EXERCISE MATERIAL:
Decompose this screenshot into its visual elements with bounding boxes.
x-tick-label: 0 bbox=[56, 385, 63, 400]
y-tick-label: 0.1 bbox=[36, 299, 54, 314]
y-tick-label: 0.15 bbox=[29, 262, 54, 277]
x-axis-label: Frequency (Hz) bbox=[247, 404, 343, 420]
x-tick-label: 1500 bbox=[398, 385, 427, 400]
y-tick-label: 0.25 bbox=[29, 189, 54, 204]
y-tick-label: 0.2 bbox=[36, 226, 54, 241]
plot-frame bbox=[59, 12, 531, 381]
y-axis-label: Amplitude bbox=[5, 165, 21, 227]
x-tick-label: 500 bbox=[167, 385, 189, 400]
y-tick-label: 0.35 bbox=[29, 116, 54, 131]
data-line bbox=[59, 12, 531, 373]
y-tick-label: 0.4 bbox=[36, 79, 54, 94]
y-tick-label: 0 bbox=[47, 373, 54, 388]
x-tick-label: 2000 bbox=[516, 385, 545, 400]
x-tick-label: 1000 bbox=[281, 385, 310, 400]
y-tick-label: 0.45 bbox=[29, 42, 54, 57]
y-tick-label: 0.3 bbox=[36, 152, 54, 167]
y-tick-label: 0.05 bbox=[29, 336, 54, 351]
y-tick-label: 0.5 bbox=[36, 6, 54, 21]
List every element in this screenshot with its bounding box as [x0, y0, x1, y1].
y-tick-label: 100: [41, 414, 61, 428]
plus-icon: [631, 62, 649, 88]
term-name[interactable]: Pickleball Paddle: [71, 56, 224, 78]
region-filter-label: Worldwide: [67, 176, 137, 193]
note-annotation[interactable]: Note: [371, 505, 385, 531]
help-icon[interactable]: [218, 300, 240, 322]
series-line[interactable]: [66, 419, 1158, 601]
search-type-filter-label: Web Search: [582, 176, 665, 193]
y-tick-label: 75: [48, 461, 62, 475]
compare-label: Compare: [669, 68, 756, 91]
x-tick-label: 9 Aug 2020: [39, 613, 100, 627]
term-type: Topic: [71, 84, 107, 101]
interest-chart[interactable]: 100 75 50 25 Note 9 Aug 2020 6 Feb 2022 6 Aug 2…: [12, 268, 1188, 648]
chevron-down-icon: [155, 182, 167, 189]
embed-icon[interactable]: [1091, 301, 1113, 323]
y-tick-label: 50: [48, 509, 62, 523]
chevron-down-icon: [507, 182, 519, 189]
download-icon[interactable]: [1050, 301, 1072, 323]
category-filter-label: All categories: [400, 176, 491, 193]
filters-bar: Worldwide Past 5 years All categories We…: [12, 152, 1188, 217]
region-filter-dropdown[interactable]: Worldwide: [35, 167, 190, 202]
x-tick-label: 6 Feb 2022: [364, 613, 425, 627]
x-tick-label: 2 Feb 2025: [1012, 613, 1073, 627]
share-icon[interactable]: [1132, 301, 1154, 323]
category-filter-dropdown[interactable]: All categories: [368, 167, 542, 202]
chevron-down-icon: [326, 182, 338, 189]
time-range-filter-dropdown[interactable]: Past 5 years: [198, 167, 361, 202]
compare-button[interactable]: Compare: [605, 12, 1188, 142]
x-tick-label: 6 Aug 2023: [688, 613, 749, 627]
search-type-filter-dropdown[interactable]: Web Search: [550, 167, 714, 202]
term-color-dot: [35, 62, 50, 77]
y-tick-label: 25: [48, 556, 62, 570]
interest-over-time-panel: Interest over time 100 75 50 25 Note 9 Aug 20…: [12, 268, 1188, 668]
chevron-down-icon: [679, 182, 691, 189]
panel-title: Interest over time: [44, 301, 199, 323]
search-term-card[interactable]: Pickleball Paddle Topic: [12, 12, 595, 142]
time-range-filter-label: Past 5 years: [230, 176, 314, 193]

EXERCISE DESCRIPTION:
Could you copy out all the items above again, replacing each "y-tick-label" with "y-axis-tick" and leaving everything else untouched?

FINISHED TASK:
Decompose this screenshot into its visual elements with bounding boxes.
x-tick-label: 0 bbox=[56, 385, 63, 400]
y-axis-tick: 0.1 bbox=[36, 299, 54, 314]
y-axis-tick: 0.15 bbox=[29, 262, 54, 277]
x-axis-label: Frequency (Hz) bbox=[247, 404, 343, 420]
x-tick-label: 1500 bbox=[398, 385, 427, 400]
y-axis-tick: 0.25 bbox=[29, 189, 54, 204]
y-axis-tick: 0.2 bbox=[36, 226, 54, 241]
plot-frame bbox=[59, 12, 531, 381]
y-axis-label: Amplitude bbox=[5, 165, 21, 227]
x-tick-label: 500 bbox=[167, 385, 189, 400]
y-axis-tick: 0.35 bbox=[29, 116, 54, 131]
data-line bbox=[59, 12, 531, 373]
y-axis-tick: 0.4 bbox=[36, 79, 54, 94]
y-axis-tick: 0 bbox=[47, 373, 54, 388]
x-tick-label: 2000 bbox=[516, 385, 545, 400]
x-tick-label: 1000 bbox=[281, 385, 310, 400]
y-axis-tick: 0.45 bbox=[29, 42, 54, 57]
y-axis-tick: 0.3 bbox=[36, 152, 54, 167]
y-axis-tick: 0.05 bbox=[29, 336, 54, 351]
y-axis-tick: 0.5 bbox=[36, 6, 54, 21]
List every element in this screenshot with its bounding box as [x0, y0, x1, y1].
y-axis-tick: 100: [41, 414, 61, 428]
plus-icon: [631, 62, 649, 88]
term-name[interactable]: Pickleball Paddle: [71, 56, 224, 78]
region-filter-label: Worldwide: [67, 176, 137, 193]
note-annotation[interactable]: Note: [371, 505, 385, 531]
help-icon[interactable]: [218, 300, 240, 322]
series-line[interactable]: [66, 419, 1158, 601]
search-type-filter-label: Web Search: [582, 176, 665, 193]
y-axis-tick: 75: [48, 461, 62, 475]
compare-label: Compare: [669, 68, 756, 91]
x-tick-label: 9 Aug 2020: [39, 613, 100, 627]
term-type: Topic: [71, 84, 107, 101]
interest-chart[interactable]: 100 75 50 25 Note 9 Aug 2020 6 Feb 2022 6 Aug 2…: [12, 268, 1188, 648]
chevron-down-icon: [155, 182, 167, 189]
embed-icon[interactable]: [1091, 301, 1113, 323]
y-axis-tick: 50: [48, 509, 62, 523]
chevron-down-icon: [507, 182, 519, 189]
download-icon[interactable]: [1050, 301, 1072, 323]
category-filter-label: All categories: [400, 176, 491, 193]
filters-bar: Worldwide Past 5 years All categories We…: [12, 152, 1188, 217]
region-filter-dropdown[interactable]: Worldwide: [35, 167, 190, 202]
x-tick-label: 6 Feb 2022: [364, 613, 425, 627]
x-tick-label: 2 Feb 2025: [1012, 613, 1073, 627]
share-icon[interactable]: [1132, 301, 1154, 323]
category-filter-dropdown[interactable]: All categories: [368, 167, 542, 202]
chevron-down-icon: [326, 182, 338, 189]
time-range-filter-dropdown[interactable]: Past 5 years: [198, 167, 361, 202]
compare-button[interactable]: Compare: [605, 12, 1188, 142]
x-tick-label: 6 Aug 2023: [688, 613, 749, 627]
search-type-filter-dropdown[interactable]: Web Search: [550, 167, 714, 202]
term-color-dot: [35, 62, 50, 77]
y-axis-tick: 25: [48, 556, 62, 570]
interest-over-time-panel: Interest over time 100 75 50 25 Note 9 Aug 20…: [12, 268, 1188, 668]
chevron-down-icon: [679, 182, 691, 189]
panel-title: Interest over time: [44, 301, 199, 323]
search-term-card[interactable]: Pickleball Paddle Topic: [12, 12, 595, 142]
time-range-filter-label: Past 5 years: [230, 176, 314, 193]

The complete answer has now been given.